§ Given task
Your task is to copy each line that has the word "xlabel".

§ Dataset records
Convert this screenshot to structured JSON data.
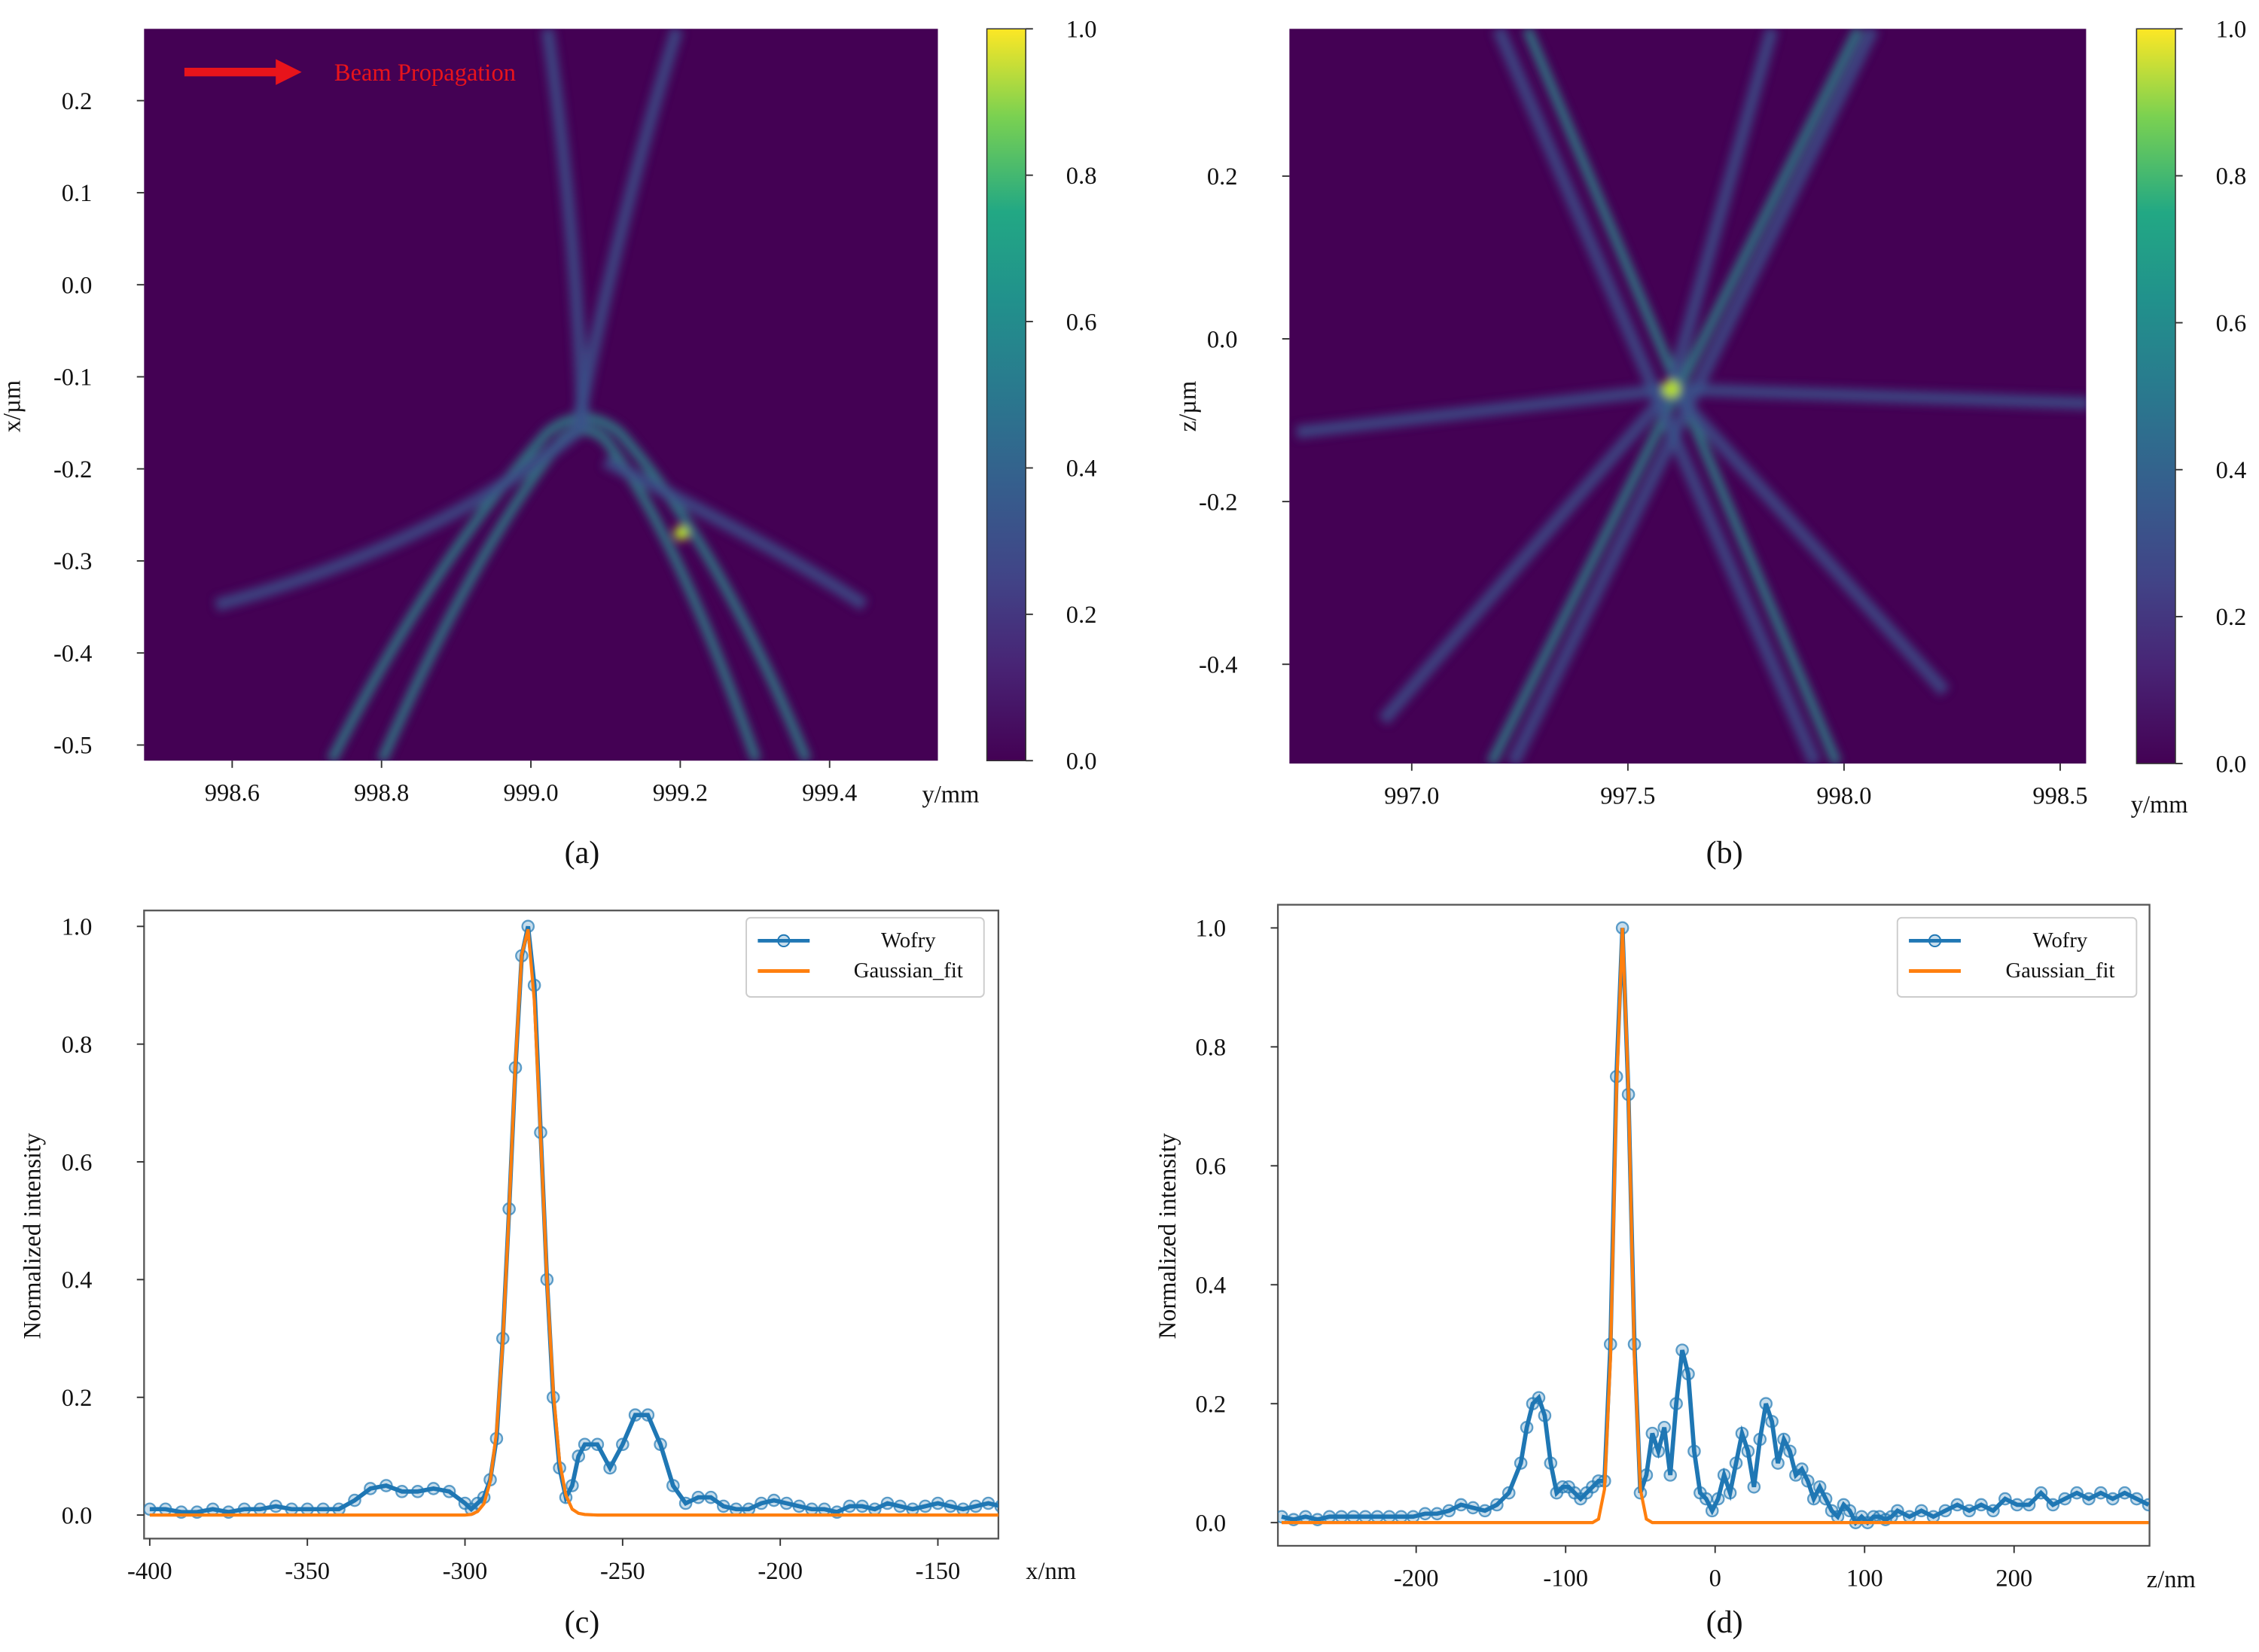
{
  "chart_data": [
    {
      "type": "heatmap",
      "panel_label": "(a)",
      "xlabel": "y/mm",
      "ylabel": "x/µm",
      "annotation": "Beam Propagation",
      "xlim": [
        998.482,
        999.545
      ],
      "ylim": [
        -0.517,
        0.278
      ],
      "xticks": [
        998.6,
        998.8,
        {
          "value": 999,
          "label": "999.0"
        },
        999.2,
        999.4
      ],
      "yticks": [
        0.2,
        0.1,
        {
          "value": 0,
          "label": "0.0"
        },
        -0.1,
        -0.2,
        -0.3,
        -0.4,
        -0.5
      ],
      "clim": [
        0,
        1
      ],
      "cticks": [
        {
          "value": 0,
          "label": "0.0"
        },
        0.2,
        0.4,
        0.6,
        0.8,
        {
          "value": 1,
          "label": "1.0"
        }
      ]
    },
    {
      "type": "heatmap",
      "panel_label": "(b)",
      "xlabel": "y/mm",
      "ylabel": "z/µm",
      "xlim": [
        996.717,
        998.56
      ],
      "ylim": [
        -0.522,
        0.381
      ],
      "xticks": [
        {
          "value": 997,
          "label": "997.0"
        },
        997.5,
        {
          "value": 998,
          "label": "998.0"
        },
        998.5
      ],
      "yticks": [
        0.2,
        {
          "value": 0,
          "label": "0.0"
        },
        -0.2,
        -0.4
      ],
      "clim": [
        0,
        1
      ],
      "cticks": [
        {
          "value": 0,
          "label": "0.0"
        },
        0.2,
        0.4,
        0.6,
        0.8,
        {
          "value": 1,
          "label": "1.0"
        }
      ]
    },
    {
      "type": "line",
      "panel_label": "(c)",
      "xlabel": "x/nm",
      "ylabel": "Normalized intensity",
      "legend": "upper right",
      "xlim": [
        -401.8,
        -130.8
      ],
      "ylim": [
        -0.04,
        1.027
      ],
      "xticks": [
        -400,
        -350,
        -300,
        -250,
        -200,
        -150
      ],
      "yticks": [
        {
          "value": 0,
          "label": "0.0"
        },
        0.2,
        0.4,
        0.6,
        0.8,
        {
          "value": 1,
          "label": "1.0"
        }
      ],
      "x": [
        -400,
        -395,
        -390,
        -385,
        -380,
        -375,
        -370,
        -365,
        -360,
        -355,
        -350,
        -345,
        -340,
        -335,
        -330,
        -325,
        -320,
        -315,
        -310,
        -305,
        -300,
        -298,
        -296,
        -294,
        -292,
        -290,
        -288,
        -286,
        -284,
        -282,
        -280,
        -278,
        -276,
        -274,
        -272,
        -270,
        -268,
        -266,
        -264,
        -262,
        -258,
        -254,
        -250,
        -246,
        -242,
        -238,
        -234,
        -230,
        -226,
        -222,
        -218,
        -214,
        -210,
        -206,
        -202,
        -198,
        -194,
        -190,
        -186,
        -182,
        -178,
        -174,
        -170,
        -166,
        -162,
        -158,
        -154,
        -150,
        -146,
        -142,
        -138,
        -134,
        -130
      ],
      "series": [
        {
          "name": "Wofry",
          "color": "#1f77b4",
          "marker": "o",
          "values": [
            0.01,
            0.01,
            0.005,
            0.005,
            0.01,
            0.005,
            0.01,
            0.01,
            0.015,
            0.01,
            0.01,
            0.01,
            0.01,
            0.025,
            0.045,
            0.05,
            0.04,
            0.04,
            0.045,
            0.04,
            0.02,
            0.01,
            0.02,
            0.03,
            0.06,
            0.13,
            0.3,
            0.52,
            0.76,
            0.95,
            1.0,
            0.9,
            0.65,
            0.4,
            0.2,
            0.08,
            0.03,
            0.05,
            0.1,
            0.12,
            0.12,
            0.08,
            0.12,
            0.17,
            0.17,
            0.12,
            0.05,
            0.02,
            0.03,
            0.03,
            0.015,
            0.01,
            0.01,
            0.02,
            0.025,
            0.02,
            0.015,
            0.01,
            0.01,
            0.005,
            0.015,
            0.015,
            0.01,
            0.02,
            0.015,
            0.01,
            0.015,
            0.02,
            0.015,
            0.01,
            0.015,
            0.02,
            0.015
          ]
        },
        {
          "name": "Gaussian_fit",
          "color": "#ff7f0e",
          "values": [
            0,
            0,
            0,
            0,
            0,
            0,
            0,
            0,
            0,
            0,
            0,
            0,
            0,
            0,
            0,
            0,
            0,
            0,
            0,
            0,
            0,
            0.001,
            0.006,
            0.019,
            0.057,
            0.141,
            0.295,
            0.519,
            0.767,
            0.952,
            0.995,
            0.873,
            0.644,
            0.4,
            0.21,
            0.091,
            0.034,
            0.01,
            0.003,
            0.001,
            0,
            0,
            0,
            0,
            0,
            0,
            0,
            0,
            0,
            0,
            0,
            0,
            0,
            0,
            0,
            0,
            0,
            0,
            0,
            0,
            0,
            0,
            0,
            0,
            0,
            0,
            0,
            0,
            0,
            0,
            0,
            0,
            0
          ]
        }
      ]
    },
    {
      "type": "line",
      "panel_label": "(d)",
      "xlabel": "z/nm",
      "ylabel": "Normalized intensity",
      "legend": "upper right",
      "xlim": [
        -292.5,
        290.6
      ],
      "ylim": [
        -0.039,
        1.039
      ],
      "xticks": [
        -200,
        -100,
        0,
        100,
        200
      ],
      "yticks": [
        {
          "value": 0,
          "label": "0.0"
        },
        0.2,
        0.4,
        0.6,
        0.8,
        {
          "value": 1,
          "label": "1.0"
        }
      ],
      "x": [
        -290,
        -282,
        -274,
        -266,
        -258,
        -250,
        -242,
        -234,
        -226,
        -218,
        -210,
        -202,
        -194,
        -186,
        -178,
        -170,
        -162,
        -154,
        -146,
        -138,
        -130,
        -126,
        -122,
        -118,
        -114,
        -110,
        -106,
        -102,
        -98,
        -94,
        -90,
        -86,
        -82,
        -78,
        -74,
        -70,
        -66,
        -62,
        -58,
        -54,
        -50,
        -46,
        -42,
        -38,
        -34,
        -30,
        -26,
        -22,
        -18,
        -14,
        -10,
        -6,
        -2,
        2,
        6,
        10,
        14,
        18,
        22,
        26,
        30,
        34,
        38,
        42,
        46,
        50,
        54,
        58,
        62,
        66,
        70,
        74,
        78,
        82,
        86,
        90,
        94,
        98,
        102,
        106,
        110,
        114,
        118,
        122,
        130,
        138,
        146,
        154,
        162,
        170,
        178,
        186,
        194,
        202,
        210,
        218,
        226,
        234,
        242,
        250,
        258,
        266,
        274,
        282,
        290
      ],
      "series": [
        {
          "name": "Wofry",
          "color": "#1f77b4",
          "marker": "o",
          "values": [
            0.01,
            0.005,
            0.01,
            0.005,
            0.01,
            0.01,
            0.01,
            0.01,
            0.01,
            0.01,
            0.01,
            0.01,
            0.015,
            0.015,
            0.02,
            0.03,
            0.025,
            0.02,
            0.03,
            0.05,
            0.1,
            0.16,
            0.2,
            0.21,
            0.18,
            0.1,
            0.05,
            0.06,
            0.06,
            0.05,
            0.04,
            0.05,
            0.06,
            0.07,
            0.07,
            0.3,
            0.75,
            1.0,
            0.72,
            0.3,
            0.05,
            0.08,
            0.15,
            0.12,
            0.16,
            0.08,
            0.2,
            0.29,
            0.25,
            0.12,
            0.05,
            0.04,
            0.02,
            0.04,
            0.08,
            0.05,
            0.1,
            0.15,
            0.12,
            0.06,
            0.14,
            0.2,
            0.17,
            0.1,
            0.14,
            0.12,
            0.08,
            0.09,
            0.07,
            0.04,
            0.06,
            0.04,
            0.02,
            0.01,
            0.03,
            0.02,
            0,
            0.01,
            0,
            0.01,
            0.01,
            0.005,
            0.01,
            0.02,
            0.01,
            0.02,
            0.01,
            0.02,
            0.03,
            0.02,
            0.03,
            0.02,
            0.04,
            0.03,
            0.03,
            0.05,
            0.03,
            0.04,
            0.05,
            0.04,
            0.05,
            0.04,
            0.05,
            0.04,
            0.03
          ]
        },
        {
          "name": "Gaussian_fit",
          "color": "#ff7f0e",
          "values": [
            0,
            0,
            0,
            0,
            0,
            0,
            0,
            0,
            0,
            0,
            0,
            0,
            0,
            0,
            0,
            0,
            0,
            0,
            0,
            0,
            0,
            0,
            0,
            0,
            0,
            0,
            0,
            0,
            0,
            0,
            0,
            0,
            0,
            0.006,
            0.056,
            0.278,
            0.726,
            1,
            0.726,
            0.278,
            0.056,
            0.006,
            0,
            0,
            0,
            0,
            0,
            0,
            0,
            0,
            0,
            0,
            0,
            0,
            0,
            0,
            0,
            0,
            0,
            0,
            0,
            0,
            0,
            0,
            0,
            0,
            0,
            0,
            0,
            0,
            0,
            0,
            0,
            0,
            0,
            0,
            0,
            0,
            0,
            0,
            0,
            0,
            0,
            0,
            0,
            0,
            0,
            0,
            0,
            0,
            0,
            0,
            0,
            0,
            0,
            0,
            0,
            0,
            0,
            0,
            0,
            0,
            0,
            0,
            0
          ]
        }
      ]
    }
  ]
}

§ Solution
      "xlabel": "y/mm",
      "xlabel": "y/mm",
      "xlabel": "x/nm",
      "xlabel": "z/nm",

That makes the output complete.